[Rows from a figure dataset]
* * * * * * * * *
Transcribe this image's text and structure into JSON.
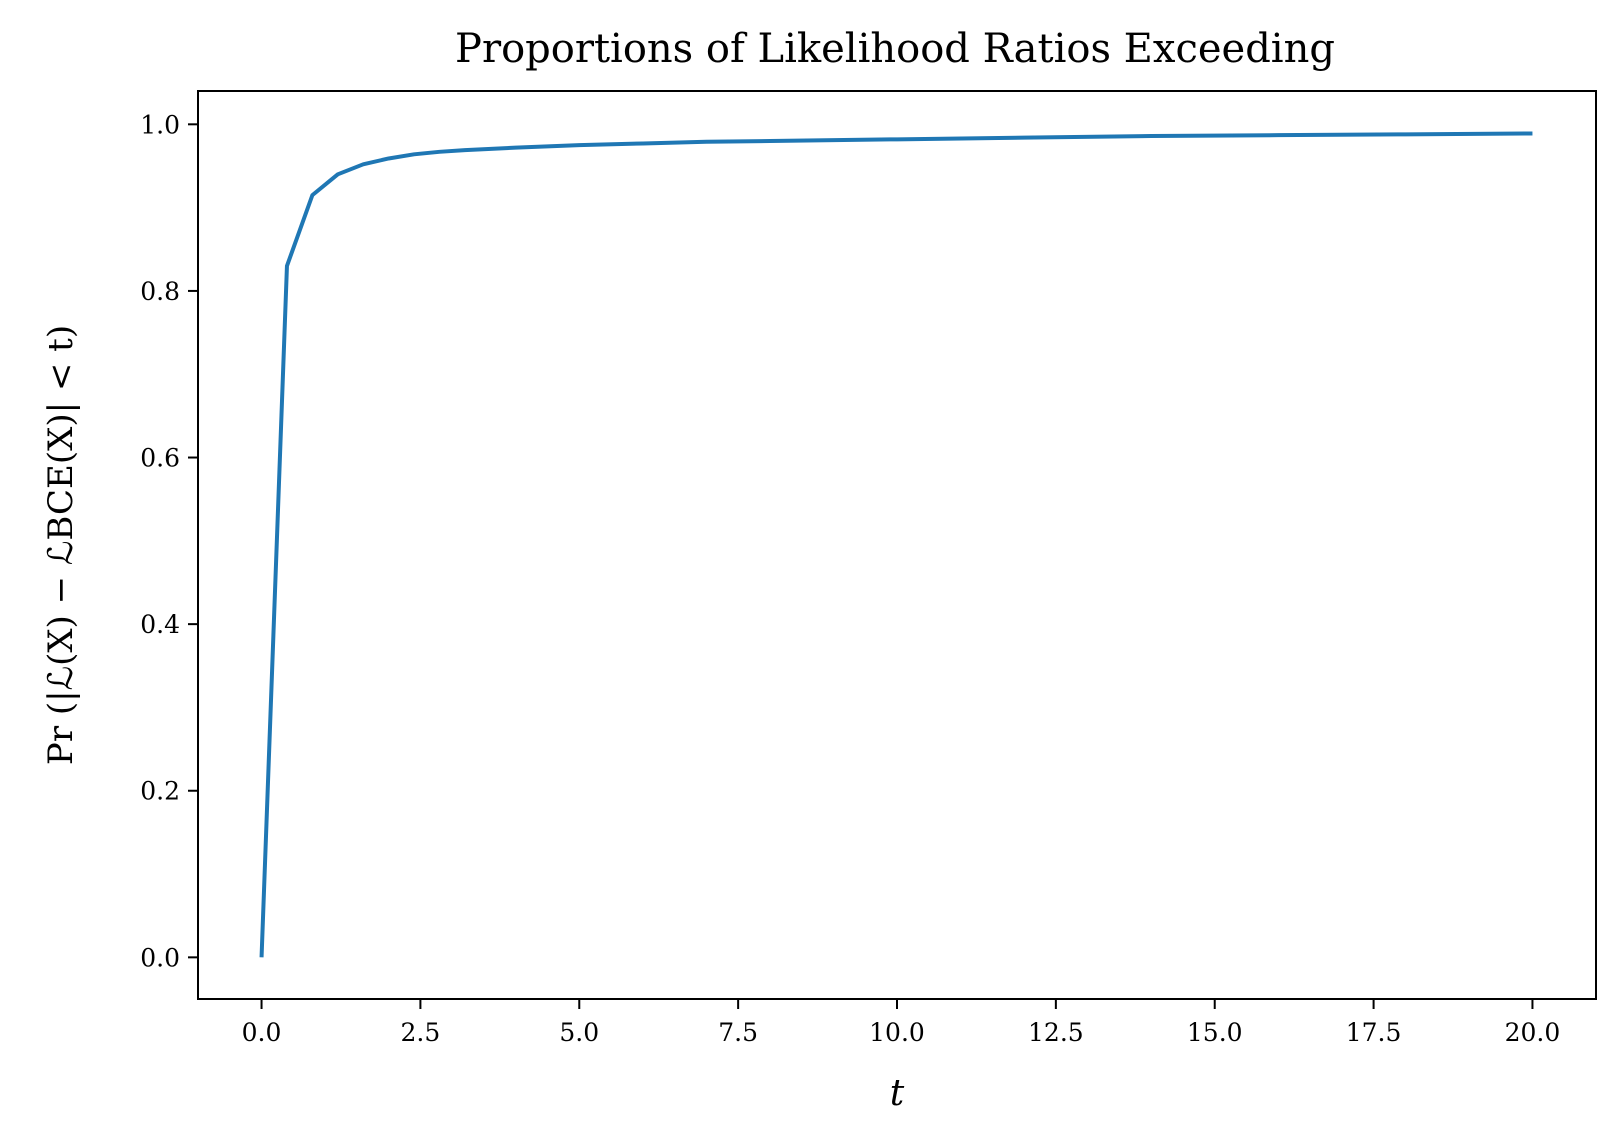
{
  "chart_data": {
    "type": "line",
    "title": "Proportions of Likelihood Ratios Exceeding",
    "xlabel": "t",
    "ylabel": "Pr (|ℒ(X) − ℒBCE(X)| < t)",
    "xlim": [
      -1.0,
      21.0
    ],
    "ylim": [
      -0.05,
      1.04
    ],
    "grid": false,
    "legend": "none",
    "line_color": "#1f77b4",
    "x_ticks": [
      0.0,
      2.5,
      5.0,
      7.5,
      10.0,
      12.5,
      15.0,
      17.5,
      20.0
    ],
    "x_tick_labels": [
      "0.0",
      "2.5",
      "5.0",
      "7.5",
      "10.0",
      "12.5",
      "15.0",
      "17.5",
      "20.0"
    ],
    "y_ticks": [
      0.0,
      0.2,
      0.4,
      0.6,
      0.8,
      1.0
    ],
    "y_tick_labels": [
      "0.0",
      "0.2",
      "0.4",
      "0.6",
      "0.8",
      "1.0"
    ],
    "series": [
      {
        "x": [
          0.0,
          0.4,
          0.8,
          1.2,
          1.6,
          2.0,
          2.4,
          2.8,
          3.2,
          4.0,
          5.0,
          6.0,
          7.0,
          8.0,
          10.0,
          12.0,
          14.0,
          16.0,
          18.0,
          20.0
        ],
        "y": [
          0.0,
          0.83,
          0.915,
          0.94,
          0.952,
          0.959,
          0.964,
          0.967,
          0.969,
          0.972,
          0.975,
          0.977,
          0.979,
          0.98,
          0.982,
          0.984,
          0.986,
          0.987,
          0.988,
          0.989
        ]
      }
    ]
  }
}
* * * * * * * * *
Produce an exact copy of each line of data, skipping embedded images.

Transcribe this image's text and structure into JSON.
{
  "chart_data": {
    "type": "line",
    "title": "Proportions of Likelihood Ratios Exceeding",
    "xlabel": "t",
    "ylabel": "Pr (|ℒ(X) − ℒBCE(X)| < t)",
    "xlim": [
      -1.0,
      21.0
    ],
    "ylim": [
      -0.05,
      1.04
    ],
    "grid": false,
    "legend": "none",
    "line_color": "#1f77b4",
    "x_ticks": [
      0.0,
      2.5,
      5.0,
      7.5,
      10.0,
      12.5,
      15.0,
      17.5,
      20.0
    ],
    "x_tick_labels": [
      "0.0",
      "2.5",
      "5.0",
      "7.5",
      "10.0",
      "12.5",
      "15.0",
      "17.5",
      "20.0"
    ],
    "y_ticks": [
      0.0,
      0.2,
      0.4,
      0.6,
      0.8,
      1.0
    ],
    "y_tick_labels": [
      "0.0",
      "0.2",
      "0.4",
      "0.6",
      "0.8",
      "1.0"
    ],
    "series": [
      {
        "x": [
          0.0,
          0.4,
          0.8,
          1.2,
          1.6,
          2.0,
          2.4,
          2.8,
          3.2,
          4.0,
          5.0,
          6.0,
          7.0,
          8.0,
          10.0,
          12.0,
          14.0,
          16.0,
          18.0,
          20.0
        ],
        "y": [
          0.0,
          0.83,
          0.915,
          0.94,
          0.952,
          0.959,
          0.964,
          0.967,
          0.969,
          0.972,
          0.975,
          0.977,
          0.979,
          0.98,
          0.982,
          0.984,
          0.986,
          0.987,
          0.988,
          0.989
        ]
      }
    ]
  }
}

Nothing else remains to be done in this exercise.